→ Requirements
Locate the word "JSON" in the material, then show every line that holds it.

→ Collected data entries
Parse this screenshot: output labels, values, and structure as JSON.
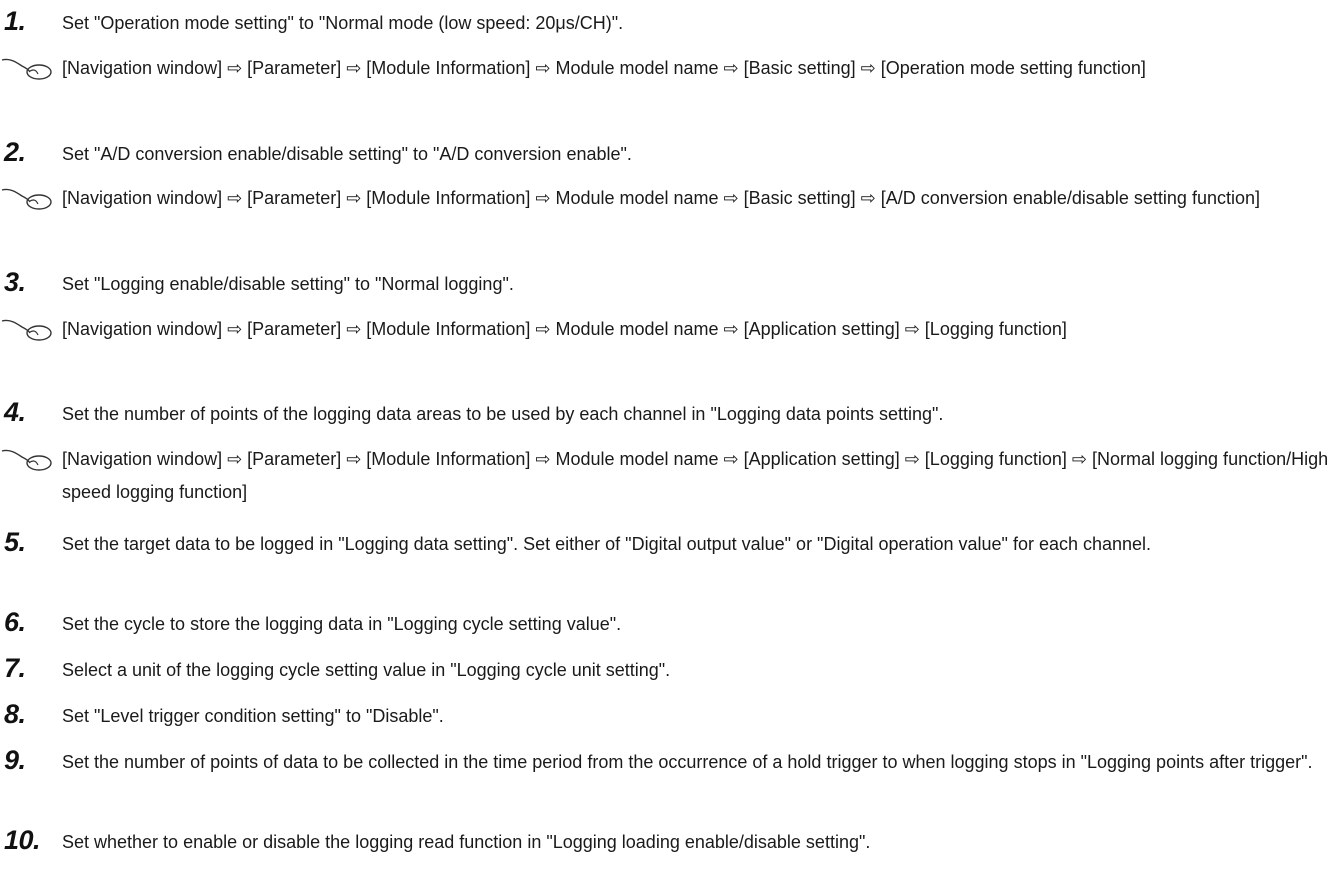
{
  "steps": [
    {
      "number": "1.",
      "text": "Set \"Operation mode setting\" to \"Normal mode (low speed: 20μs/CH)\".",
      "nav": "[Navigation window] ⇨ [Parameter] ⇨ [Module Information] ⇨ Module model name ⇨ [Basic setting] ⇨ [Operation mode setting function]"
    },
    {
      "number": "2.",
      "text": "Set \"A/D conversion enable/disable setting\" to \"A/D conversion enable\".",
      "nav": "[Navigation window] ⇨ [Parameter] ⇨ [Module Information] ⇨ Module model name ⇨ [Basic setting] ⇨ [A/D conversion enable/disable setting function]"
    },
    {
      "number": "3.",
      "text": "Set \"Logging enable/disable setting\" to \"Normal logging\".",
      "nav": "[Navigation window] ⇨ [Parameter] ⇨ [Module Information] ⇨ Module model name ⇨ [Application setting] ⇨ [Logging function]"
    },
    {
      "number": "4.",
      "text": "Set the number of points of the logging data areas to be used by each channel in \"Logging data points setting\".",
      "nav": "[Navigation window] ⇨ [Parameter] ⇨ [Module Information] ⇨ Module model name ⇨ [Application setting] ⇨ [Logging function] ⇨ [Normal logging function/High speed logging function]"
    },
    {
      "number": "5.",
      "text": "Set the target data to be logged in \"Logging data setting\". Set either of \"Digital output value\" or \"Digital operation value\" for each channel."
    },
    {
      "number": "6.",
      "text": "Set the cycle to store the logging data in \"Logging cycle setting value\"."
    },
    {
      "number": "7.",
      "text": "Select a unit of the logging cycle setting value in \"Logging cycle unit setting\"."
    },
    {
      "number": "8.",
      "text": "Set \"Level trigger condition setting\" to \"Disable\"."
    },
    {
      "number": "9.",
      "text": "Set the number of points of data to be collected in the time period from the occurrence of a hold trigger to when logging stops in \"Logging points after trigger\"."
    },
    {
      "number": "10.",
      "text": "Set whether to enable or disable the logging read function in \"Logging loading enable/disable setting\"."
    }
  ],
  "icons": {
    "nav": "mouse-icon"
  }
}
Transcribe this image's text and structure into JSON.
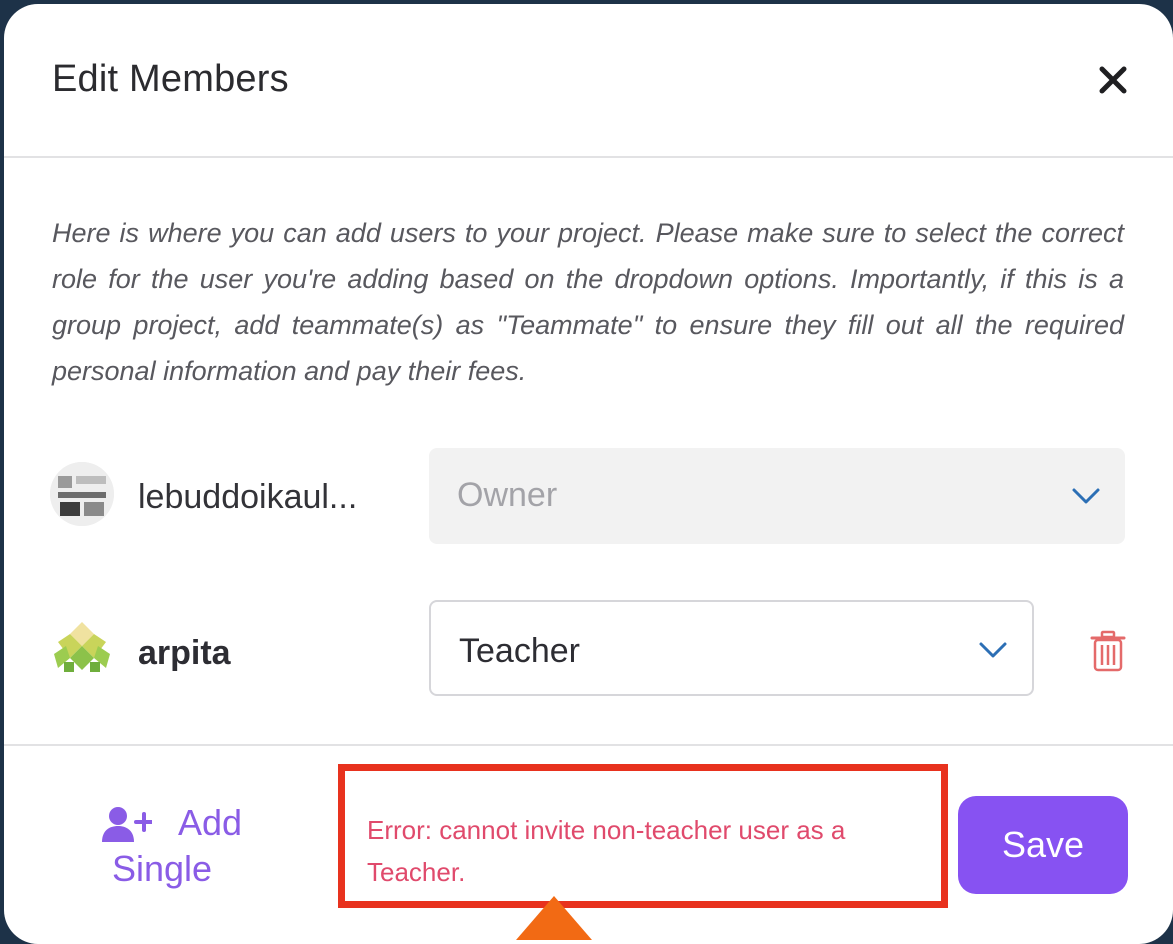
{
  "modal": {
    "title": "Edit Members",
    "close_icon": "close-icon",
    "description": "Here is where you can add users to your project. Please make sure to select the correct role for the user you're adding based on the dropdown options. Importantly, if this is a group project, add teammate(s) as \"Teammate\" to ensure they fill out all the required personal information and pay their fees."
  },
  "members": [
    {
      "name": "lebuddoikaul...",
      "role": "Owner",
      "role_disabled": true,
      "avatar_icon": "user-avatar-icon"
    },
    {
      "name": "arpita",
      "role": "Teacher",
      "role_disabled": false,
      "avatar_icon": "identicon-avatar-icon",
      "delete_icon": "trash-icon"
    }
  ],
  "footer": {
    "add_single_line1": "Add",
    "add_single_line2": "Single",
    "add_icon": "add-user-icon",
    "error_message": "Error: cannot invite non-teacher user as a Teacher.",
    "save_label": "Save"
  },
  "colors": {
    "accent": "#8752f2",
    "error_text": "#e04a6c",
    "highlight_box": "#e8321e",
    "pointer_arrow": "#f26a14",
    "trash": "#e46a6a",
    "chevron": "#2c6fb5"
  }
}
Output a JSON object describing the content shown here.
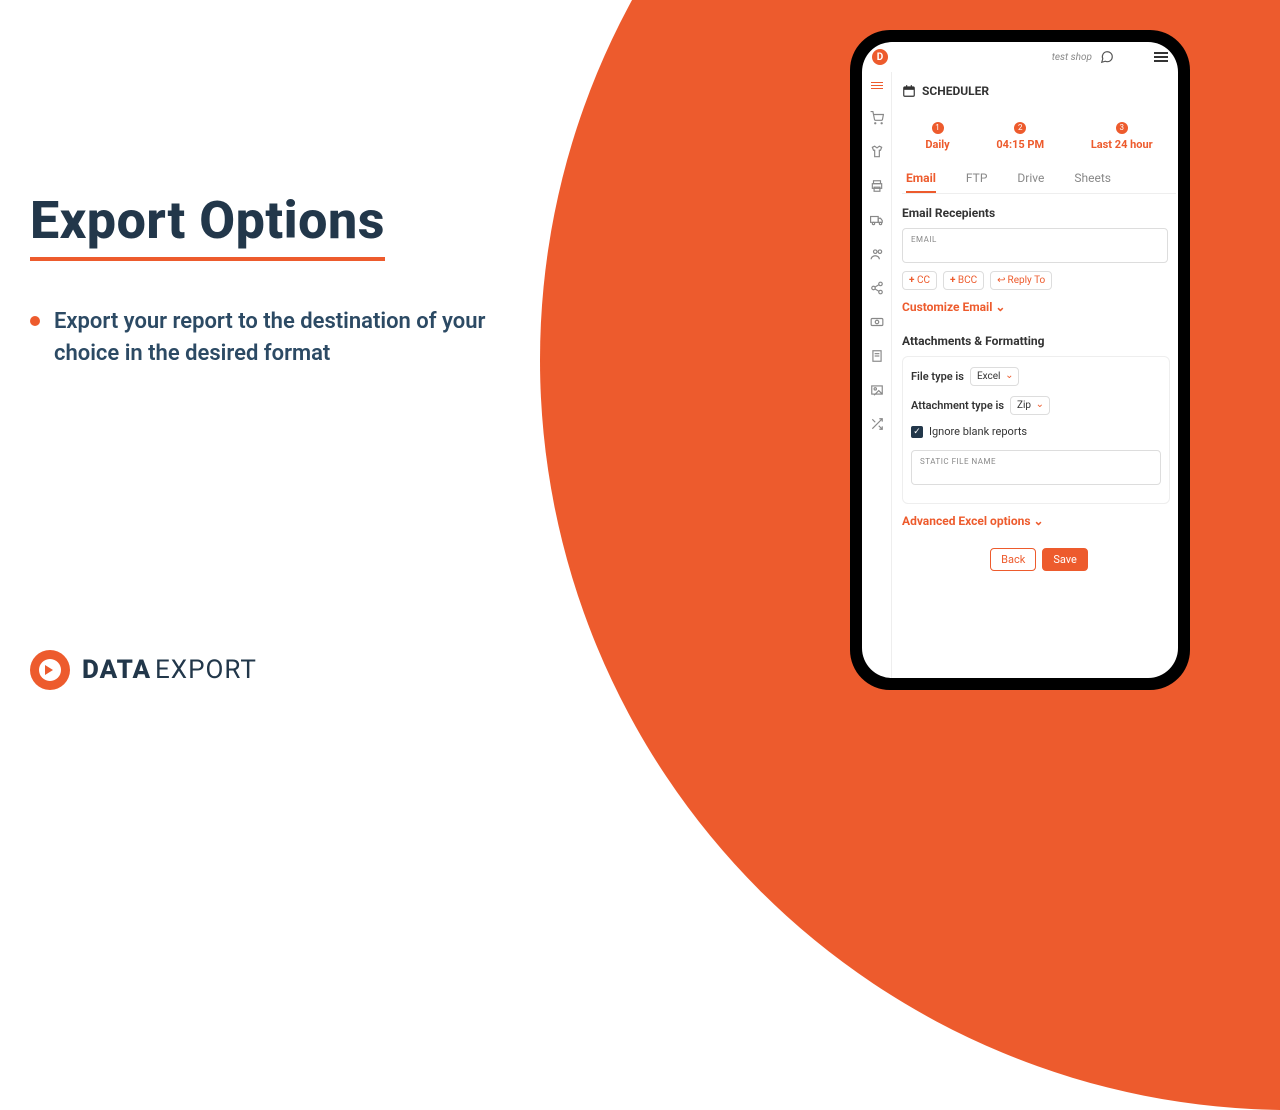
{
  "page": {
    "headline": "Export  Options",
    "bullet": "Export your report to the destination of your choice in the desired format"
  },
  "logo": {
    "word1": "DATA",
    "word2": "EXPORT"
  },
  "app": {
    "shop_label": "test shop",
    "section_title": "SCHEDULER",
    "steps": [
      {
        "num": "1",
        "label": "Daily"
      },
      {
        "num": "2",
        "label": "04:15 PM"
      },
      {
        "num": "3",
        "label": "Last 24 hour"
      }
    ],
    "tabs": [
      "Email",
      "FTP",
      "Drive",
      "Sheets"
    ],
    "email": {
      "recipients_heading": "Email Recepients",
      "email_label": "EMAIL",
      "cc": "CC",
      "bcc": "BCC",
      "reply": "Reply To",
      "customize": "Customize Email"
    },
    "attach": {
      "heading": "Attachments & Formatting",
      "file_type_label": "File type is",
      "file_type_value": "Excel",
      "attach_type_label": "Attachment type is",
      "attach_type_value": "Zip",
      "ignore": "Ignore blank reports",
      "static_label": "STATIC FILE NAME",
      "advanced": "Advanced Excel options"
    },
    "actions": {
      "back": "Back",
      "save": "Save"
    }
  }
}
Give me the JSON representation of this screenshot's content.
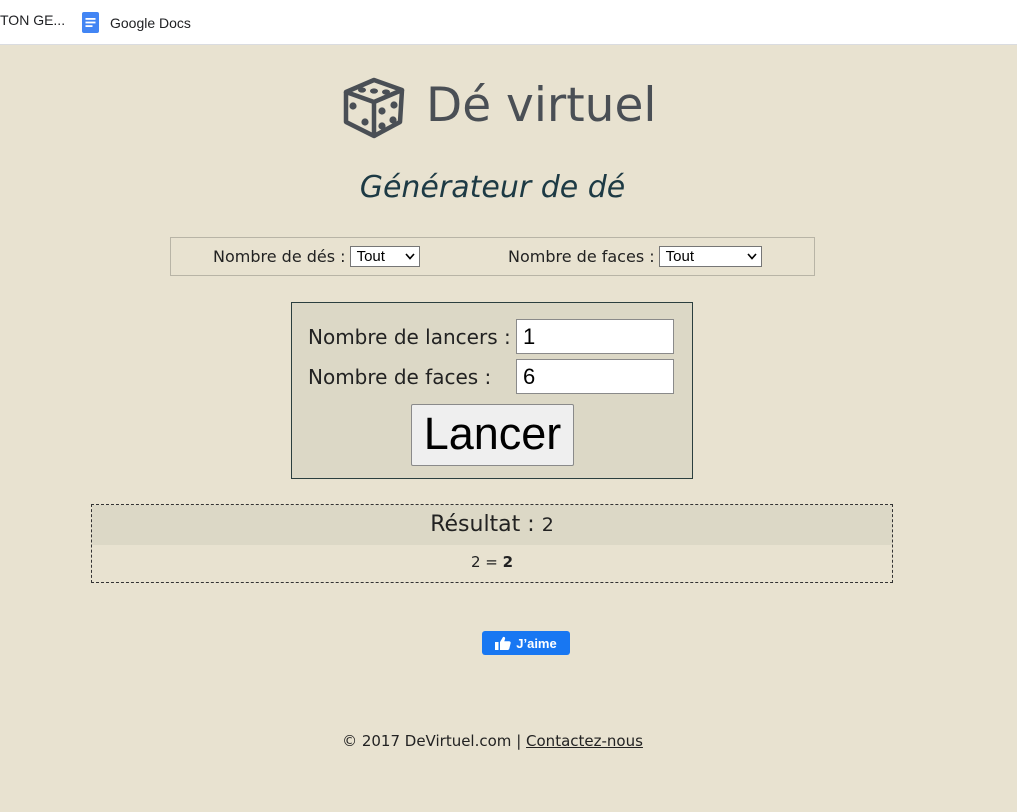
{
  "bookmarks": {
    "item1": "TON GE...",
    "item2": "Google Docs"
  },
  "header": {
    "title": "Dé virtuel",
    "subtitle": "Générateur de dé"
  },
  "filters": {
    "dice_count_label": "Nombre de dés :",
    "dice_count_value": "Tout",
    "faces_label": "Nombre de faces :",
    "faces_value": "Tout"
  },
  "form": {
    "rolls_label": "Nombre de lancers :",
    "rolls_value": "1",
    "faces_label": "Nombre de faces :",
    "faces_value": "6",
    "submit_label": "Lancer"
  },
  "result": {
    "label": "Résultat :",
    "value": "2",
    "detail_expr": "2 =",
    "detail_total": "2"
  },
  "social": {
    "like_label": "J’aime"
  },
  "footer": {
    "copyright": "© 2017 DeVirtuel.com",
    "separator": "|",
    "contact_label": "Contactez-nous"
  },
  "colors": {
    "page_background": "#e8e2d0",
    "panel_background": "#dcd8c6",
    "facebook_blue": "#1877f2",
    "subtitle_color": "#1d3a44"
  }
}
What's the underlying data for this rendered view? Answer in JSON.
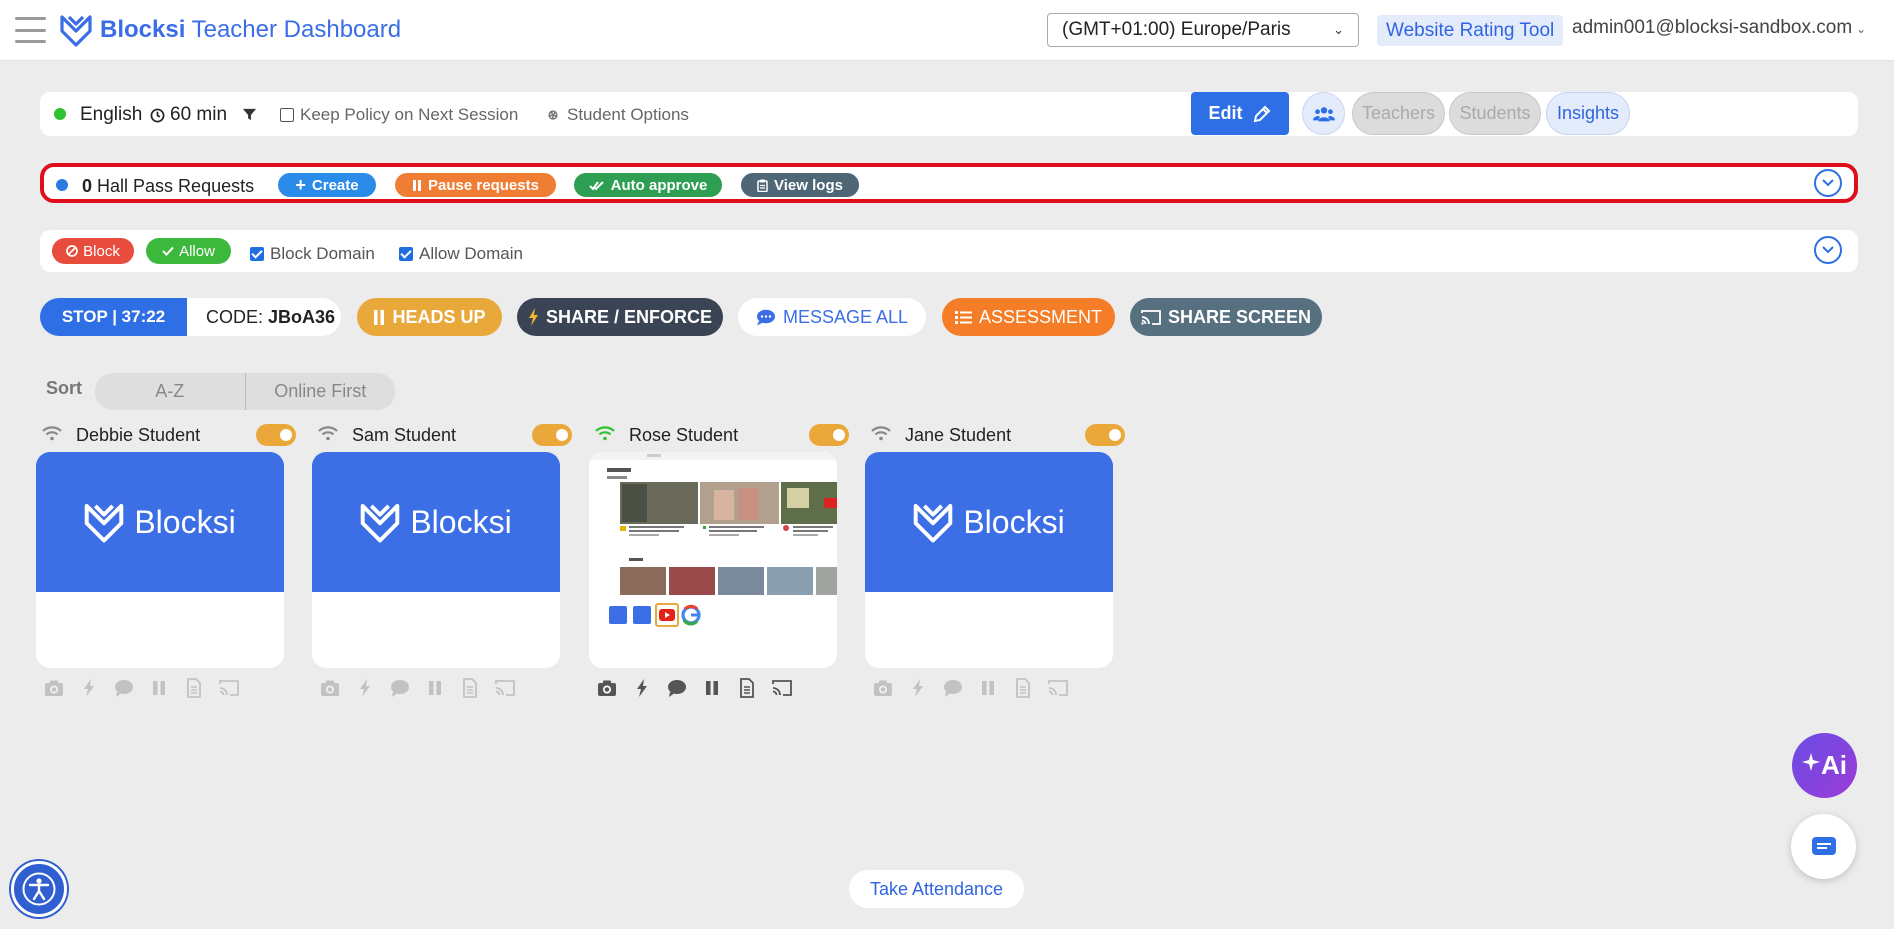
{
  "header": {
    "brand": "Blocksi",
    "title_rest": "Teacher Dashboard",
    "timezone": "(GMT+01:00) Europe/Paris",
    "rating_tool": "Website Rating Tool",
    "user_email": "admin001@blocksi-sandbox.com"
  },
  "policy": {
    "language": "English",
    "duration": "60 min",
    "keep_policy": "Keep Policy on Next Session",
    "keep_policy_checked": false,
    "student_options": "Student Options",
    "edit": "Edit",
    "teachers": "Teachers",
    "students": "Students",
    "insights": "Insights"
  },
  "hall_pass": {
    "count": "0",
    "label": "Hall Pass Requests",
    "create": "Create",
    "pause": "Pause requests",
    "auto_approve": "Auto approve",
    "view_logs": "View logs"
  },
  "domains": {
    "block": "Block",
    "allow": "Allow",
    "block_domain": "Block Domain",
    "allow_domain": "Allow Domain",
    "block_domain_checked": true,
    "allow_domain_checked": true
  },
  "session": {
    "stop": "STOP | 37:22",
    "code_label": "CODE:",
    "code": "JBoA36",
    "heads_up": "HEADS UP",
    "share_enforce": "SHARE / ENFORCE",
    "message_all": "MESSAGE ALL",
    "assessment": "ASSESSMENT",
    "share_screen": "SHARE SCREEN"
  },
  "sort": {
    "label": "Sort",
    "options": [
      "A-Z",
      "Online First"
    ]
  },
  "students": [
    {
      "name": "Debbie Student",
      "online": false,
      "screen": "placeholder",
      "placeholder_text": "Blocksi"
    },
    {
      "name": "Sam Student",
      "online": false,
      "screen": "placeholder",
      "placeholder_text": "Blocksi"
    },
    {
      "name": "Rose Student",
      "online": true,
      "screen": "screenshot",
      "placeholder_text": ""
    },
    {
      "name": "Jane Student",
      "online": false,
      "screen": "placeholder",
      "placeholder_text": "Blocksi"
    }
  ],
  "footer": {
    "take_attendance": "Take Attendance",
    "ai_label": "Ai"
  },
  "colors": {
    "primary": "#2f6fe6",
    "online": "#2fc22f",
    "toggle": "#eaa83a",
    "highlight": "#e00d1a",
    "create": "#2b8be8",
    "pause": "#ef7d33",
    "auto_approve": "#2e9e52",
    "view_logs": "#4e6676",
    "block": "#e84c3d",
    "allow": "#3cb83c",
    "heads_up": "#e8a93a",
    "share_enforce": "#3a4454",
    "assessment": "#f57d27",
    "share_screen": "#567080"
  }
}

→ Written response
Parse this screenshot: output labels, values, and structure as JSON.
Transcribe this image's text and structure into JSON.
Output a JSON object describing the content shown here.
Give me the JSON representation of this screenshot's content.
What's the underlying data for this rendered view? Answer in JSON.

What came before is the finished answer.